◆ **Brano scelto**
----

Affrontare una grave crisi debitoria in un’impresa di produzione chimica e detergenti – o in qualsiasi altro settore – è una sfida multidisciplinare che richiede tempestività, competenza e trasparenza. Il Codice della Crisi d’Impresa e dell’Insolvenza, aggiornato alle ultime riforme del 2022-2024, mette a disposizione dei debitori onesti una gamma di strumenti che, se ben utilizzati, possono evitare gli scenari peggiori. Il filo conduttore di questo nuovo approccio normativo è la valorizzazione della gestione attiva della crisi da parte dell’imprenditore: non più aspettare passivamente il “fallimento”, ma prendere in mano la situazione – che sia attraverso un accordo stragiudiziale con i creditori chiave, un piano di risanamento attestato che dia respiro all’azienda, una composizione negoziata assistita per sondare tutte le opzioni possibili o, se necessario, un concordato preventivo per imporre una soluzione a maggioranza. In ogni caso, la legge premia il debitore diligente: colui che si attiva presto potrà beneficiare di protezioni (come il blocco delle esecuzioni), di esenzioni (come la non revocabilità degli atti in caso di piano attestato valido), di maggiori chance di conservare la propria impresa (tramite continuità aziendale nei concordati) e infine di “ripulirsi” dai debiti passati (tramite esdebitazione).

D’altro canto, l’ordinamento – supportato da una giurisprudenza sempre più attenta – sanziona il debitore o l’organo gestore che aggrava colposamente o dolosamente la situazione. Le sentenze richiamate mostrano tolleranza zero verso gli amministratori che, invece di agire responsabilmente, scelgono la strada dell’occultamento, del rinvio ingiustificato, o peggio dell’azzardo morale (continuare a fare debiti sperando in un’improbabile salvataggio). Anche i professionisti e gli organi di controllo hanno compiti cruciali e possono rispondere se mancano ai loro doveri.

----

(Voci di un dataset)
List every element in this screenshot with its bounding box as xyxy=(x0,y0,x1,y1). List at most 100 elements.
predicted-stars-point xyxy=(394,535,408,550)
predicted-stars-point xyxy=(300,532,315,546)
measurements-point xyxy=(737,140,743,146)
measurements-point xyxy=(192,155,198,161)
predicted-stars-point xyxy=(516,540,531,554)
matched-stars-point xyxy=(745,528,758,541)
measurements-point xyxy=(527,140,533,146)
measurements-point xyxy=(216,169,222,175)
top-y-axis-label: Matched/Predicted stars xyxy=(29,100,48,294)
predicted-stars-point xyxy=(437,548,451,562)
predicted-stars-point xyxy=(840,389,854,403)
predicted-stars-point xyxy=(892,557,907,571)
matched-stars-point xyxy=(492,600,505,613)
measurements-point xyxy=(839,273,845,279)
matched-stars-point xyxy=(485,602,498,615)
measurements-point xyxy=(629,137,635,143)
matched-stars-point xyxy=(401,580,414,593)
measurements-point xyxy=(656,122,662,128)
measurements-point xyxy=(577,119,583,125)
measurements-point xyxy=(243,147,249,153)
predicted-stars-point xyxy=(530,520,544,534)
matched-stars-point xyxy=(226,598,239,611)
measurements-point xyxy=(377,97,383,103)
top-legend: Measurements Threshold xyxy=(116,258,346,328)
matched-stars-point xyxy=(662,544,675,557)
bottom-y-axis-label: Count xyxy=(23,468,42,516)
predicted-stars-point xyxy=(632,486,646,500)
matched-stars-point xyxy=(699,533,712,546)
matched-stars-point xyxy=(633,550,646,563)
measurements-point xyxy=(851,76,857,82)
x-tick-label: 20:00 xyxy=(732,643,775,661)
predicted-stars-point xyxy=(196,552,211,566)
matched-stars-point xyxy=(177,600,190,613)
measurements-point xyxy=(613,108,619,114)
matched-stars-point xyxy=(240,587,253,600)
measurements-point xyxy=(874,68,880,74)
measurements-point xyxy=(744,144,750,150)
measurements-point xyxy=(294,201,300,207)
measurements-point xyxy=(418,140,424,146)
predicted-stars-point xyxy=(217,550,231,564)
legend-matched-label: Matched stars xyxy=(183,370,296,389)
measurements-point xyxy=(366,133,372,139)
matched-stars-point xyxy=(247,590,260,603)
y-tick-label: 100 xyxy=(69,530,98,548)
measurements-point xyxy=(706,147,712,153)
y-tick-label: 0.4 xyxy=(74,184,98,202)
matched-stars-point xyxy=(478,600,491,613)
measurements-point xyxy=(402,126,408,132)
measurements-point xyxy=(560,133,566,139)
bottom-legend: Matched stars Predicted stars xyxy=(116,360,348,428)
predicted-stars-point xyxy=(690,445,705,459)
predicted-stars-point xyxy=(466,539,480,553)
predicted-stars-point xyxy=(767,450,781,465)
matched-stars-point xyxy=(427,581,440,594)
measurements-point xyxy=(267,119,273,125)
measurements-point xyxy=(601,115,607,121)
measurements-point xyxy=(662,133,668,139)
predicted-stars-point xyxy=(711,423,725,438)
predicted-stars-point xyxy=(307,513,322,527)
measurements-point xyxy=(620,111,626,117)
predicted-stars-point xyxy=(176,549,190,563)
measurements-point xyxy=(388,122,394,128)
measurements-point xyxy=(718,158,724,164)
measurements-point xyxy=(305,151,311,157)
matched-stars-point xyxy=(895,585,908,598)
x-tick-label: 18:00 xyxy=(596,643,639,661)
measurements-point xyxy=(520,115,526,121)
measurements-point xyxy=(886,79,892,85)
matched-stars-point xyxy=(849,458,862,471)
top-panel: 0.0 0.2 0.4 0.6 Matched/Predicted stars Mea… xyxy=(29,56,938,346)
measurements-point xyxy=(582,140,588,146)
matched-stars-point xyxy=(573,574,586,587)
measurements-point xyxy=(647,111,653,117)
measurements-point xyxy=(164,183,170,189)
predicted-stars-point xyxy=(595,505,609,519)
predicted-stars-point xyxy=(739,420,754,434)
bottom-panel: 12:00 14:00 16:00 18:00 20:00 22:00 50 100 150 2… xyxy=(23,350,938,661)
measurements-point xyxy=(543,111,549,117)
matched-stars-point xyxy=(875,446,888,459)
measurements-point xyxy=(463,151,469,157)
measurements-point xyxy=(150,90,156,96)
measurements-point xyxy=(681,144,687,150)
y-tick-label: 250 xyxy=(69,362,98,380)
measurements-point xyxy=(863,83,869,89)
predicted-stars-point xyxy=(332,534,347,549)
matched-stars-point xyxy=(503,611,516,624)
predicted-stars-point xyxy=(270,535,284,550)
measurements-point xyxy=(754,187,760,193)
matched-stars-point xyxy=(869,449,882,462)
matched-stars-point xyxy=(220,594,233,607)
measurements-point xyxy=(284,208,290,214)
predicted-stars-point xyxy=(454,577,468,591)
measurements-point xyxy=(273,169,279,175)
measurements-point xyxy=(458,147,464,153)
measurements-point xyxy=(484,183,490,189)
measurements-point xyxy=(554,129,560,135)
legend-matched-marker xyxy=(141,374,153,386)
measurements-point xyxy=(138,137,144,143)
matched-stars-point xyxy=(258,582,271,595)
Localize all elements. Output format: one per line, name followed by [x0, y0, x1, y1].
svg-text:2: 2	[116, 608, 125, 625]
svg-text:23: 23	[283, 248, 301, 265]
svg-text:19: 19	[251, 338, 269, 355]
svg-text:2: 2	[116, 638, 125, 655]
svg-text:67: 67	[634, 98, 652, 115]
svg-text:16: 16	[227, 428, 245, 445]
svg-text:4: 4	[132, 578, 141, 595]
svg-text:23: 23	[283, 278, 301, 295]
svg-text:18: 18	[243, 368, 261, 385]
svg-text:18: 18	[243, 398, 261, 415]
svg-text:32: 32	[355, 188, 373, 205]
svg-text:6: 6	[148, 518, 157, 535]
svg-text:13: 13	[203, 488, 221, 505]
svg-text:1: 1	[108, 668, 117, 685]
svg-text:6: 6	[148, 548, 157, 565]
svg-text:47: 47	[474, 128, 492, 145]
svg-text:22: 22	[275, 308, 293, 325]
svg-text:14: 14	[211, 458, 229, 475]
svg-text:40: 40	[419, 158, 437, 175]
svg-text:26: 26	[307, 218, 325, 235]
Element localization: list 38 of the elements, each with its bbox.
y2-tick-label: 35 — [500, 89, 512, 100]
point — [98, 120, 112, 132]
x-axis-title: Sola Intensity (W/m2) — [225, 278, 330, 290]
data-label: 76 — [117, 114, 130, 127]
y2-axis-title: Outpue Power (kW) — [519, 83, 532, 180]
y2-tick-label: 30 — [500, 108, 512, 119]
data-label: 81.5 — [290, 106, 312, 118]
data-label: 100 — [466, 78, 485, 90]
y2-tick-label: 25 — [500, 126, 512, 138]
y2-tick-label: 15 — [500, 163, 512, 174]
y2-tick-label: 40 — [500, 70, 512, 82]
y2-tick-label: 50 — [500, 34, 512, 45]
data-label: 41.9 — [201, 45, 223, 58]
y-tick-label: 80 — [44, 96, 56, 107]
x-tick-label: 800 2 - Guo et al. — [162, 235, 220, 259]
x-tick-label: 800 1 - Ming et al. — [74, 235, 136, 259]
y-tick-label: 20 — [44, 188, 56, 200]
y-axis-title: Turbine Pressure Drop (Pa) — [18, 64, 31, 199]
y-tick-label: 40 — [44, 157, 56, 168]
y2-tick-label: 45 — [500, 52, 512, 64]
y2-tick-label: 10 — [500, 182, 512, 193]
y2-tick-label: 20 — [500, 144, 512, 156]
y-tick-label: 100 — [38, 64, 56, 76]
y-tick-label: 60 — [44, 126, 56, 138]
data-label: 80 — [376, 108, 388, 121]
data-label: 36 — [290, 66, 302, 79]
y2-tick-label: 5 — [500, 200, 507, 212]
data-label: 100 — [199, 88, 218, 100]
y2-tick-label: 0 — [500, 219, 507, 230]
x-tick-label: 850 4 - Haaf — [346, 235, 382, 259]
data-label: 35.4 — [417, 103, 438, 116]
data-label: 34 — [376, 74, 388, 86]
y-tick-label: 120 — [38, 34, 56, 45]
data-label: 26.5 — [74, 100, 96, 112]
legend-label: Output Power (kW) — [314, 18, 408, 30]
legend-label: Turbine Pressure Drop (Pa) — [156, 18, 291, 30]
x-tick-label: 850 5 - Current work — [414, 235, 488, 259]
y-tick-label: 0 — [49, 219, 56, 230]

----

◆ **Compiti scritti**
1 - Traduci per favore in inglese questa frase del brano sulla crisi d'impresa: «Anche i professionisti e gli organi di controllo hanno compiti cruciali e possono rispondere se mancano ai loro doveri.»
2 - Prosegui il brano sulla crisi d'impresa a partire dalla sua ultima frase.

◆ **Risultati dell'esercizio**
1 - Professionals and supervisory bodies also have crucial duties and can be held liable if they fail in their obligations.

2 -
Dal punto di vista pratico, per un imprenditore indebitato “difendersi” significa anzitutto conoscere i propri diritti e doveri nel contesto della crisi. Significa circondarsi di consulenti esperti, finanziari e legali, per valutare con lucidità le opzioni. Significa dialogare con i creditori in modo proattivo – spesso un creditore è più disposto a trovare un compromesso se vede dall’altra parte un debitore organizzato, con un piano credibile sul tavolo, piuttosto che se deve inseguire un debitore latitante. Significa anche saper cambiare mentalità: ad esempio accettare che un’eventuale liquidazione dell’azienda non è la “fine del mondo” ma può essere gestita in modo ordinato per poi ripartire puliti con nuove iniziative (il diritto al fallimento onesto come nuovo inizio, sancito dal Codice ). La legge oggi consente persino – con il concordato semplificato – di chiudere una partita fallimentare senza subire lo stigma del fallimento classico, a patto di aver tentato il possibile.

In definitiva, il consiglio finale per l’imprenditore debitore è: non isolarti e non ignorare la crisi. Usa gli strumenti normativi come scudo e come mezzo di negoziazione. Ogni situazione di crisi è diversa, ma le strategie di successo hanno in comune la trasparenza verso gli stakeholder, la pianificazione attenta (anche con scenari pessimistici) e l’utilizzo intelligente delle leve legali disponibili (dalle misure protettive, agli accordi parziali, ai piani attestati per mettere in sicurezza operazioni cruciali, fino alle transazioni fiscali e alle classi di voto nei concordati). Se farai ciò, avrai fatto tutto il possibile per “difenderti” – difendere la tua impresa e anche te stesso – dagli esiti più nefasti. Come recita un adagio, “Hope for the best, prepare for the worst”: spera nel meglio (un rilancio aziendale) ma prepara le mosse come se il peggio (la liquidazione) potesse arrivare domani. Così facendo, qualsiasi sia l’esito, potrai voltarti indietro e dire di aver agito con professionalità e buona fede, evitando errori che altri in passato hanno pagato cari . E grazie a ciò, potrai avere la possibilità – una volta lasciata alle spalle la crisi odierna – di rilanciare l’attività su basi sane o di intraprendere nuove iniziative imprenditoriali, senza “fantasmi” di vecchi debiti ad inseguirti, in linea con lo spirito stesso delle più recenti riforme.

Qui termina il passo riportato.